## The task
Quote all of the data that follows exactly as written, skipping the images.

● ● ●

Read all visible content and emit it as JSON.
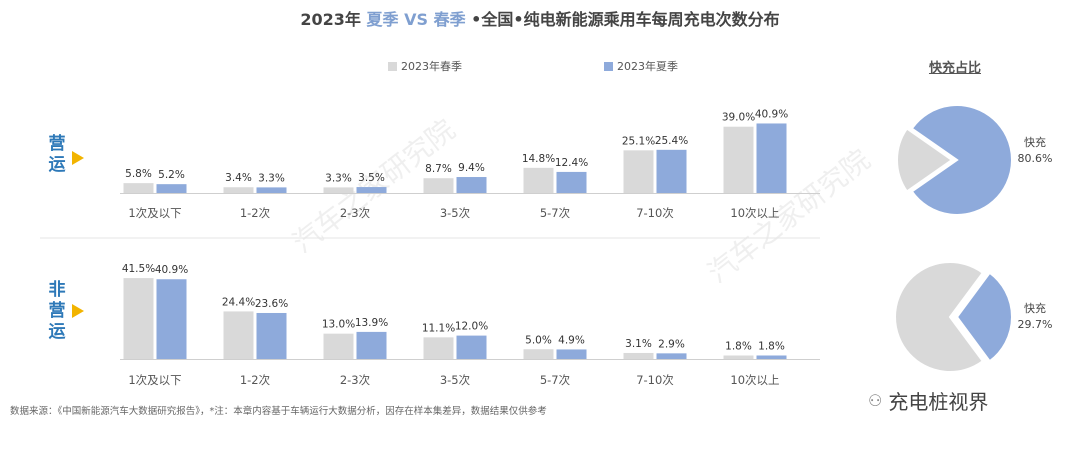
{
  "title": {
    "prefix": "2023年",
    "summer": "夏季",
    "vs": "VS",
    "spring": "春季",
    "suffix": "•全国•纯电新能源乘用车每周充电次数分布"
  },
  "legend": [
    {
      "label": "2023年春季",
      "color": "#d9d9d9"
    },
    {
      "label": "2023年夏季",
      "color": "#8eaadb"
    }
  ],
  "sections": {
    "operating": "营运",
    "non_operating": "非营运"
  },
  "pie_title": "快充占比",
  "watermark": "汽车之家研究院",
  "source_note": "数据来源：《中国新能源汽车大数据研究报告》，*注：本章内容基于车辆运行大数据分析，因存在样本集差异，数据结果仅供参考",
  "brand": {
    "icon": "wechat-icon",
    "text": "充电桩视界"
  },
  "colors": {
    "spring": "#d9d9d9",
    "summer": "#8eaadb",
    "accent": "#2e79b8",
    "arrow": "#f2b400"
  },
  "chart_data": [
    {
      "type": "bar",
      "group": "营运",
      "categories": [
        "1次及以下",
        "1-2次",
        "2-3次",
        "3-5次",
        "5-7次",
        "7-10次",
        "10次以上"
      ],
      "series": [
        {
          "name": "2023年春季",
          "values": [
            5.8,
            3.4,
            3.3,
            8.7,
            14.8,
            25.1,
            39.0
          ],
          "labels": [
            "5.8%",
            "3.4%",
            "3.3%",
            "8.7%",
            "14.8%",
            "25.1%",
            "39.0%"
          ]
        },
        {
          "name": "2023年夏季",
          "values": [
            5.2,
            3.3,
            3.5,
            9.4,
            12.4,
            25.4,
            40.9
          ],
          "labels": [
            "5.2%",
            "3.3%",
            "3.5%",
            "9.4%",
            "12.4%",
            "25.4%",
            "40.9%"
          ]
        }
      ]
    },
    {
      "type": "bar",
      "group": "非营运",
      "categories": [
        "1次及以下",
        "1-2次",
        "2-3次",
        "3-5次",
        "5-7次",
        "7-10次",
        "10次以上"
      ],
      "series": [
        {
          "name": "2023年春季",
          "values": [
            41.5,
            24.4,
            13.0,
            11.1,
            5.0,
            3.1,
            1.8
          ],
          "labels": [
            "41.5%",
            "24.4%",
            "13.0%",
            "11.1%",
            "5.0%",
            "3.1%",
            "1.8%"
          ]
        },
        {
          "name": "2023年夏季",
          "values": [
            40.9,
            23.6,
            13.9,
            12.0,
            4.9,
            2.9,
            1.8
          ],
          "labels": [
            "40.9%",
            "23.6%",
            "13.9%",
            "12.0%",
            "4.9%",
            "2.9%",
            "1.8%"
          ]
        }
      ]
    },
    {
      "type": "pie",
      "group": "营运",
      "slices": [
        {
          "name": "快充",
          "value": 80.6,
          "label": "80.6%",
          "color": "#8eaadb"
        },
        {
          "name": "",
          "value": 19.4,
          "color": "#d9d9d9"
        }
      ]
    },
    {
      "type": "pie",
      "group": "非营运",
      "slices": [
        {
          "name": "快充",
          "value": 29.7,
          "label": "29.7%",
          "color": "#8eaadb"
        },
        {
          "name": "",
          "value": 70.3,
          "color": "#d9d9d9"
        }
      ]
    }
  ]
}
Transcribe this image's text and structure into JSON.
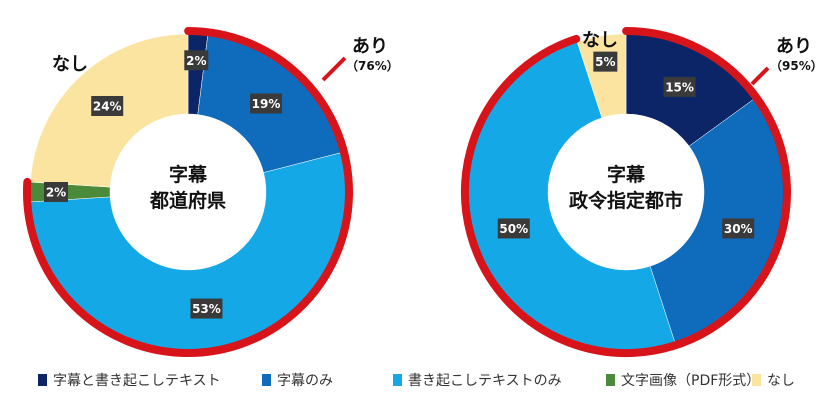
{
  "chart_data": [
    {
      "type": "pie",
      "center_title": [
        "字幕",
        "都道府県"
      ],
      "slices": [
        {
          "category": "字幕と書き起こしテキスト",
          "value": 2,
          "label": "2%"
        },
        {
          "category": "字幕のみ",
          "value": 19,
          "label": "19%"
        },
        {
          "category": "書き起こしテキストのみ",
          "value": 53,
          "label": "53%"
        },
        {
          "category": "文字画像（PDF形式）",
          "value": 2,
          "label": "2%"
        },
        {
          "category": "なし",
          "value": 24,
          "label": "24%"
        }
      ],
      "callouts": {
        "ari": {
          "text": "あり",
          "sub": "（76%）"
        },
        "nashi": {
          "text": "なし"
        }
      }
    },
    {
      "type": "pie",
      "center_title": [
        "字幕",
        "政令指定都市"
      ],
      "slices": [
        {
          "category": "字幕と書き起こしテキスト",
          "value": 15,
          "label": "15%"
        },
        {
          "category": "字幕のみ",
          "value": 30,
          "label": "30%"
        },
        {
          "category": "書き起こしテキストのみ",
          "value": 50,
          "label": "50%"
        },
        {
          "category": "なし",
          "value": 5,
          "label": "5%"
        }
      ],
      "callouts": {
        "ari": {
          "text": "あり",
          "sub": "（95%）"
        },
        "nashi": {
          "text": "なし"
        }
      }
    }
  ],
  "legend": [
    {
      "name": "字幕と書き起こしテキスト",
      "color": "#0b2566"
    },
    {
      "name": "字幕のみ",
      "color": "#0f6cbd"
    },
    {
      "name": "書き起こしテキストのみ",
      "color": "#14a8e6"
    },
    {
      "name": "文字画像（PDF形式）",
      "color": "#4a8a3a"
    },
    {
      "name": "なし",
      "color": "#fbe3a0"
    }
  ],
  "highlight_color": "#d8141b"
}
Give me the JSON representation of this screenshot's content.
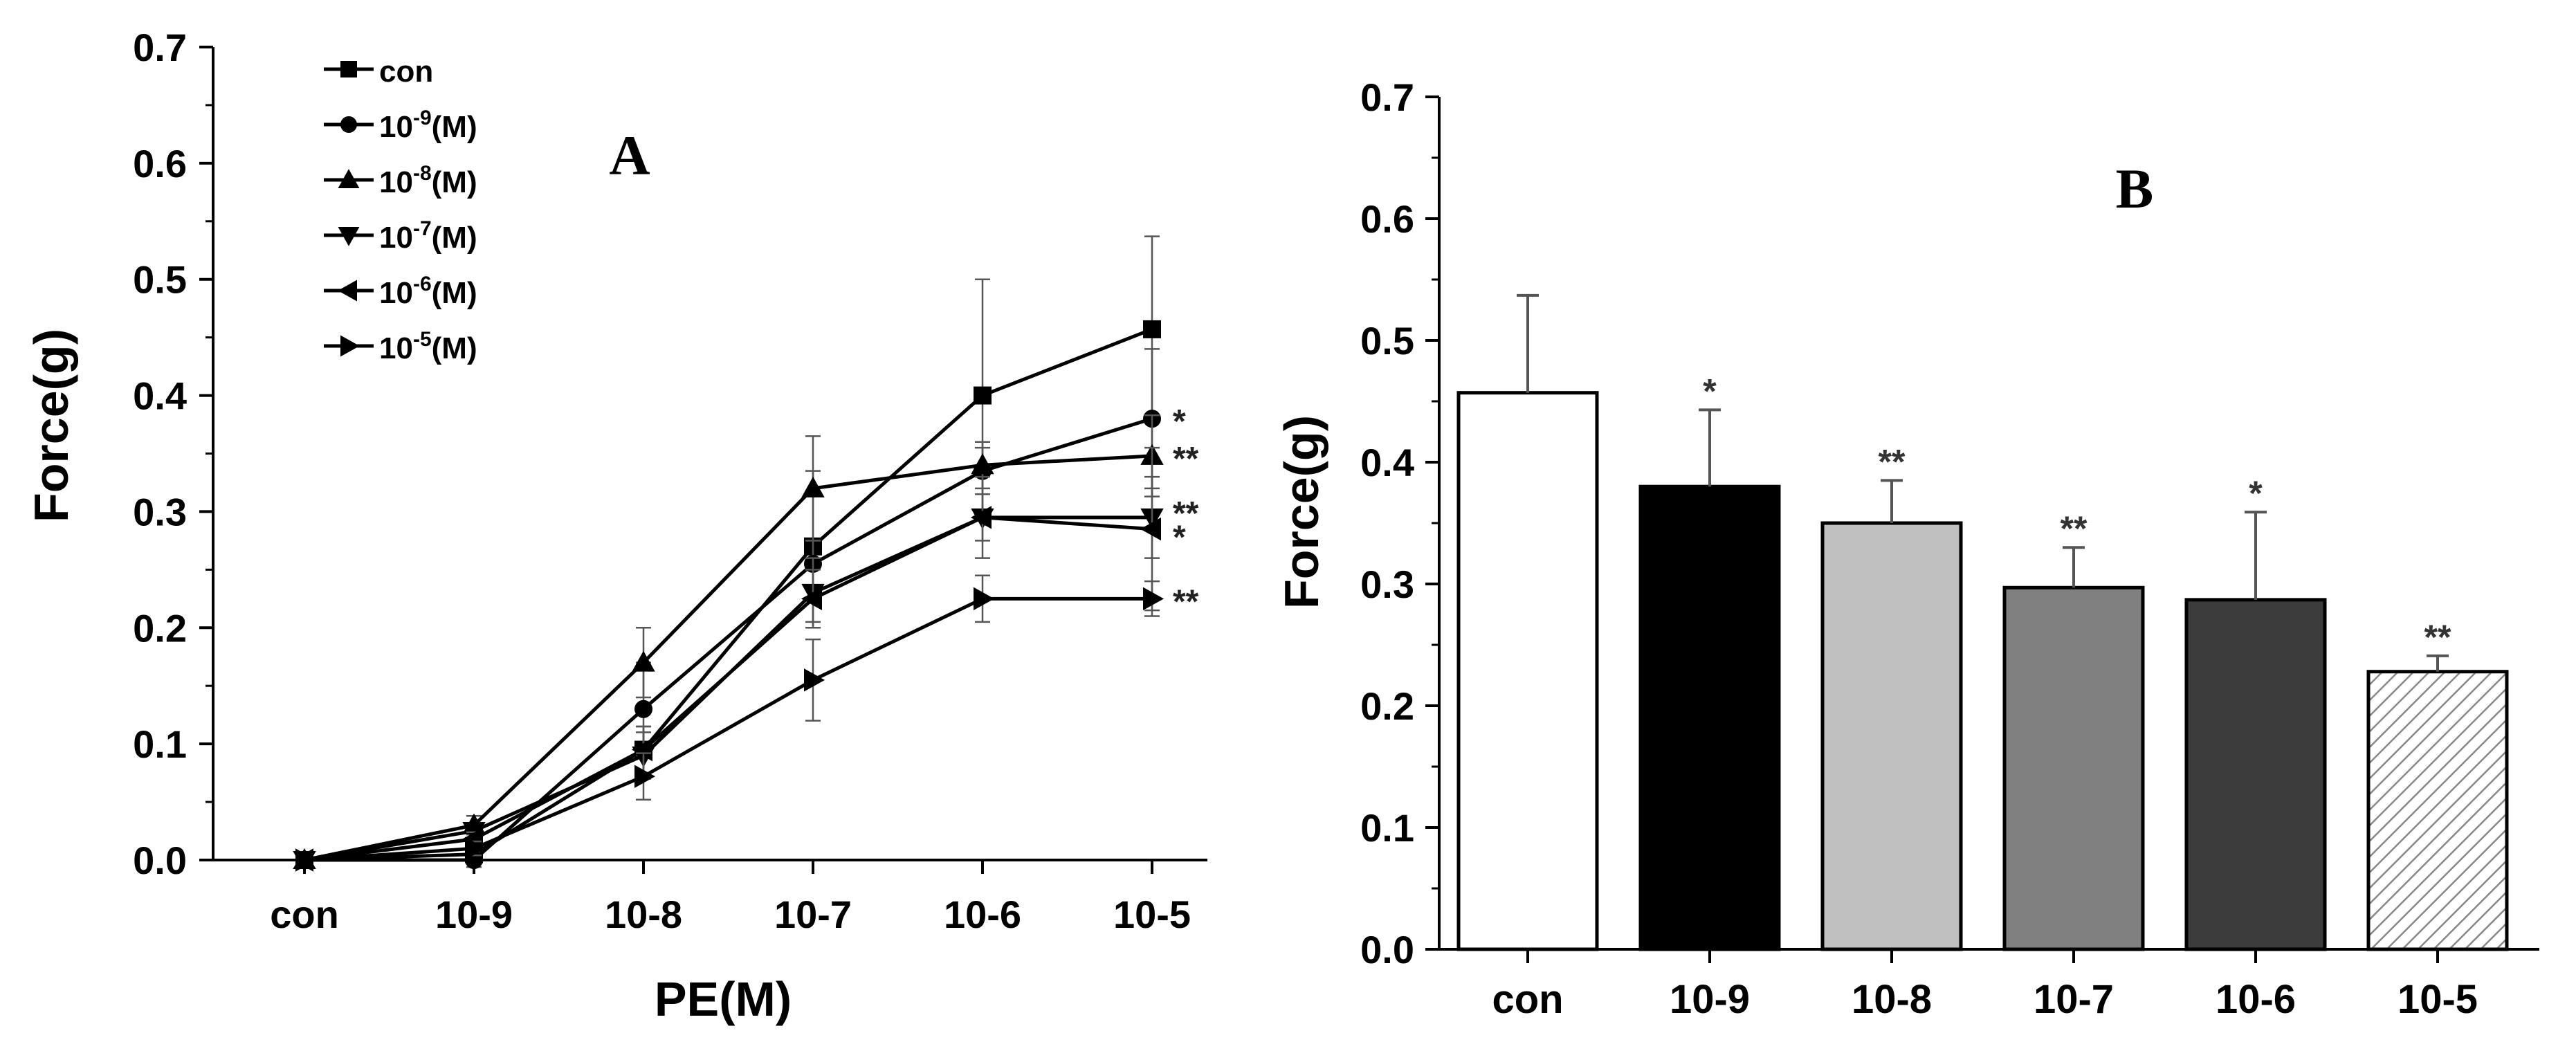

● ● ●

## Correct result
Read all visible content and emit it as JSON.
{
  "title": {
    "prefix": "2023年",
    "summer": "夏季",
    "vs": "VS",
    "spring": "春季",
    "suffix": "•全国•纯电新能源乘用车每周充电次数分布"
  },
  "legend": [
    {
      "label": "2023年春季",
      "color": "#d9d9d9"
    },
    {
      "label": "2023年夏季",
      "color": "#8eaadb"
    }
  ],
  "sections": {
    "operating": "营运",
    "non_operating": "非营运"
  },
  "pie_title": "快充占比",
  "watermark": "汽车之家研究院",
  "source_note": "数据来源：《中国新能源汽车大数据研究报告》，*注：本章内容基于车辆运行大数据分析，因存在样本集差异，数据结果仅供参考",
  "brand": {
    "icon": "wechat-icon",
    "text": "充电桩视界"
  },
  "colors": {
    "spring": "#d9d9d9",
    "summer": "#8eaadb",
    "accent": "#2e79b8",
    "arrow": "#f2b400"
  },
  "chart_data": [
    {
      "type": "bar",
      "group": "营运",
      "categories": [
        "1次及以下",
        "1-2次",
        "2-3次",
        "3-5次",
        "5-7次",
        "7-10次",
        "10次以上"
      ],
      "series": [
        {
          "name": "2023年春季",
          "values": [
            5.8,
            3.4,
            3.3,
            8.7,
            14.8,
            25.1,
            39.0
          ],
          "labels": [
            "5.8%",
            "3.4%",
            "3.3%",
            "8.7%",
            "14.8%",
            "25.1%",
            "39.0%"
          ]
        },
        {
          "name": "2023年夏季",
          "values": [
            5.2,
            3.3,
            3.5,
            9.4,
            12.4,
            25.4,
            40.9
          ],
          "labels": [
            "5.2%",
            "3.3%",
            "3.5%",
            "9.4%",
            "12.4%",
            "25.4%",
            "40.9%"
          ]
        }
      ]
    },
    {
      "type": "bar",
      "group": "非营运",
      "categories": [
        "1次及以下",
        "1-2次",
        "2-3次",
        "3-5次",
        "5-7次",
        "7-10次",
        "10次以上"
      ],
      "series": [
        {
          "name": "2023年春季",
          "values": [
            41.5,
            24.4,
            13.0,
            11.1,
            5.0,
            3.1,
            1.8
          ],
          "labels": [
            "41.5%",
            "24.4%",
            "13.0%",
            "11.1%",
            "5.0%",
            "3.1%",
            "1.8%"
          ]
        },
        {
          "name": "2023年夏季",
          "values": [
            40.9,
            23.6,
            13.9,
            12.0,
            4.9,
            2.9,
            1.8
          ],
          "labels": [
            "40.9%",
            "23.6%",
            "13.9%",
            "12.0%",
            "4.9%",
            "2.9%",
            "1.8%"
          ]
        }
      ]
    },
    {
      "type": "pie",
      "group": "营运",
      "slices": [
        {
          "name": "快充",
          "value": 80.6,
          "label": "80.6%",
          "color": "#8eaadb"
        },
        {
          "name": "",
          "value": 19.4,
          "color": "#d9d9d9"
        }
      ]
    },
    {
      "type": "pie",
      "group": "非营运",
      "slices": [
        {
          "name": "快充",
          "value": 29.7,
          "label": "29.7%",
          "color": "#8eaadb"
        },
        {
          "name": "",
          "value": 70.3,
          "color": "#d9d9d9"
        }
      ]
    }
  ]
}
Transcribe this image's text and structure into JSON.
{
  "chart_data": [
    {
      "type": "pie",
      "center_title": [
        "字幕",
        "都道府県"
      ],
      "slices": [
        {
          "category": "字幕と書き起こしテキスト",
          "value": 2,
          "label": "2%"
        },
        {
          "category": "字幕のみ",
          "value": 19,
          "label": "19%"
        },
        {
          "category": "書き起こしテキストのみ",
          "value": 53,
          "label": "53%"
        },
        {
          "category": "文字画像（PDF形式）",
          "value": 2,
          "label": "2%"
        },
        {
          "category": "なし",
          "value": 24,
          "label": "24%"
        }
      ],
      "callouts": {
        "ari": {
          "text": "あり",
          "sub": "（76%）"
        },
        "nashi": {
          "text": "なし"
        }
      }
    },
    {
      "type": "pie",
      "center_title": [
        "字幕",
        "政令指定都市"
      ],
      "slices": [
        {
          "category": "字幕と書き起こしテキスト",
          "value": 15,
          "label": "15%"
        },
        {
          "category": "字幕のみ",
          "value": 30,
          "label": "30%"
        },
        {
          "category": "書き起こしテキストのみ",
          "value": 50,
          "label": "50%"
        },
        {
          "category": "なし",
          "value": 5,
          "label": "5%"
        }
      ],
      "callouts": {
        "ari": {
          "text": "あり",
          "sub": "（95%）"
        },
        "nashi": {
          "text": "なし"
        }
      }
    }
  ],
  "legend": [
    {
      "name": "字幕と書き起こしテキスト",
      "color": "#0b2566"
    },
    {
      "name": "字幕のみ",
      "color": "#0f6cbd"
    },
    {
      "name": "書き起こしテキストのみ",
      "color": "#14a8e6"
    },
    {
      "name": "文字画像（PDF形式）",
      "color": "#4a8a3a"
    },
    {
      "name": "なし",
      "color": "#fbe3a0"
    }
  ],
  "highlight_color": "#d8141b"
}
Give me the JSON representation of this screenshot's content.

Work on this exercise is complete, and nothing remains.